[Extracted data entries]
* * * * *
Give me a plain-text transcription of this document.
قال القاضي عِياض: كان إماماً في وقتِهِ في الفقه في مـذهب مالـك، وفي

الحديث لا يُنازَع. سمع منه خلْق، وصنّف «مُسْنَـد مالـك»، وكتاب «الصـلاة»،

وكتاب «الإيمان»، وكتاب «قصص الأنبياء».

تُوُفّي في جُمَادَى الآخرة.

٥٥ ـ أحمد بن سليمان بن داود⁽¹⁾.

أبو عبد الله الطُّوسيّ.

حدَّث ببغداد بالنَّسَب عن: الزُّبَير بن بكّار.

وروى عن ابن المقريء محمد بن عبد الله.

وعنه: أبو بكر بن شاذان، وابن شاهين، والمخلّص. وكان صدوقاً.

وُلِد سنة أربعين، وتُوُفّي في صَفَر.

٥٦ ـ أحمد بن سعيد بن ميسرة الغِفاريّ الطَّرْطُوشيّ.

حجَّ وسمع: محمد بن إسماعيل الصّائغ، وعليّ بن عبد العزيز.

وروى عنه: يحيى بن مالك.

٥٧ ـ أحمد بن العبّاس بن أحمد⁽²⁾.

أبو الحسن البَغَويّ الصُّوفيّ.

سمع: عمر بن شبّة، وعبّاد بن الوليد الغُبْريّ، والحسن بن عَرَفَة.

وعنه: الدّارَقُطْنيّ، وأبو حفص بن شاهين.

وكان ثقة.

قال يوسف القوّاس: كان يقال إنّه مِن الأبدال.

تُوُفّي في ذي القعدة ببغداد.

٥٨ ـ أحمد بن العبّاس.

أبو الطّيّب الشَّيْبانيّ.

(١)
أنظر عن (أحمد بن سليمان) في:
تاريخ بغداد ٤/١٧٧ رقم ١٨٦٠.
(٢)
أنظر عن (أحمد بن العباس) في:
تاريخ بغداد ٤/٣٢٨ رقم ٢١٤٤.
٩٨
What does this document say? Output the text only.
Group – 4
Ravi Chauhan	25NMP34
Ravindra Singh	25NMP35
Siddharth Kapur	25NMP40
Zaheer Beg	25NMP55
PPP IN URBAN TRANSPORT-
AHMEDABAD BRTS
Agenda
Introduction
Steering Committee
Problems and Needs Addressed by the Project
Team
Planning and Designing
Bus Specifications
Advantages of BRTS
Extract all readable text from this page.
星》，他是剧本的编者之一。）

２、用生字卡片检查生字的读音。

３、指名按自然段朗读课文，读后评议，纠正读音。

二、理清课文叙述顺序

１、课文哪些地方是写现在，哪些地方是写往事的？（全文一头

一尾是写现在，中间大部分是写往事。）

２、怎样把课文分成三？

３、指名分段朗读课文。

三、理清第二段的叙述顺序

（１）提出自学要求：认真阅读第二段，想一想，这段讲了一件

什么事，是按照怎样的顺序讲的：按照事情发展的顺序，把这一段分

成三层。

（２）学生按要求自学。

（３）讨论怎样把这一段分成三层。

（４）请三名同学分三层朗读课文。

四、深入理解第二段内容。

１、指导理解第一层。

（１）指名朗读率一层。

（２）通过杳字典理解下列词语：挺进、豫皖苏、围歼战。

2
* * * * *
— Work to complete —
Give the material above again, word for word.

— Written solution —
Give me a plain-text transcription of this document.
قال القاضي عِياض: كان إماماً في وقتِهِ في الفقه في مـذهب مالـك، وفي

الحديث لا يُنازَع. سمع منه خلْق، وصنّف «مُسْنَـد مالـك»، وكتاب «الصـلاة»،

وكتاب «الإيمان»، وكتاب «قصص الأنبياء».

تُوُفّي في جُمَادَى الآخرة.

٥٥ ـ أحمد بن سليمان بن داود⁽¹⁾.

أبو عبد الله الطُّوسيّ.

حدَّث ببغداد بالنَّسَب عن: الزُّبَير بن بكّار.

وروى عن ابن المقريء محمد بن عبد الله.

وعنه: أبو بكر بن شاذان، وابن شاهين، والمخلّص. وكان صدوقاً.

وُلِد سنة أربعين، وتُوُفّي في صَفَر.

٥٦ ـ أحمد بن سعيد بن ميسرة الغِفاريّ الطَّرْطُوشيّ.

حجَّ وسمع: محمد بن إسماعيل الصّائغ، وعليّ بن عبد العزيز.

وروى عنه: يحيى بن مالك.

٥٧ ـ أحمد بن العبّاس بن أحمد⁽²⁾.

أبو الحسن البَغَويّ الصُّوفيّ.

سمع: عمر بن شبّة، وعبّاد بن الوليد الغُبْريّ، والحسن بن عَرَفَة.

وعنه: الدّارَقُطْنيّ، وأبو حفص بن شاهين.

وكان ثقة.

قال يوسف القوّاس: كان يقال إنّه مِن الأبدال.

تُوُفّي في ذي القعدة ببغداد.

٥٨ ـ أحمد بن العبّاس.

أبو الطّيّب الشَّيْبانيّ.

(١)
أنظر عن (أحمد بن سليمان) في:
تاريخ بغداد ٤/١٧٧ رقم ١٨٦٠.
(٢)
أنظر عن (أحمد بن العباس) في:
تاريخ بغداد ٤/٣٢٨ رقم ٢١٤٤.
٩٨
What does this document say? Output the text only.
Group – 4
Ravi Chauhan	25NMP34
Ravindra Singh	25NMP35
Siddharth Kapur	25NMP40
Zaheer Beg	25NMP55
PPP IN URBAN TRANSPORT-
AHMEDABAD BRTS
Agenda
Introduction
Steering Committee
Problems and Needs Addressed by the Project
Team
Planning and Designing
Bus Specifications
Advantages of BRTS
Extract all readable text from this page.
星》，他是剧本的编者之一。）

２、用生字卡片检查生字的读音。

３、指名按自然段朗读课文，读后评议，纠正读音。

二、理清课文叙述顺序

１、课文哪些地方是写现在，哪些地方是写往事的？（全文一头

一尾是写现在，中间大部分是写往事。）

２、怎样把课文分成三？

３、指名分段朗读课文。

三、理清第二段的叙述顺序

（１）提出自学要求：认真阅读第二段，想一想，这段讲了一件

什么事，是按照怎样的顺序讲的：按照事情发展的顺序，把这一段分

成三层。

（２）学生按要求自学。

（３）讨论怎样把这一段分成三层。

（４）请三名同学分三层朗读课文。

四、深入理解第二段内容。

１、指导理解第一层。

（１）指名朗读率一层。

（２）通过杳字典理解下列词语：挺进、豫皖苏、围歼战。

2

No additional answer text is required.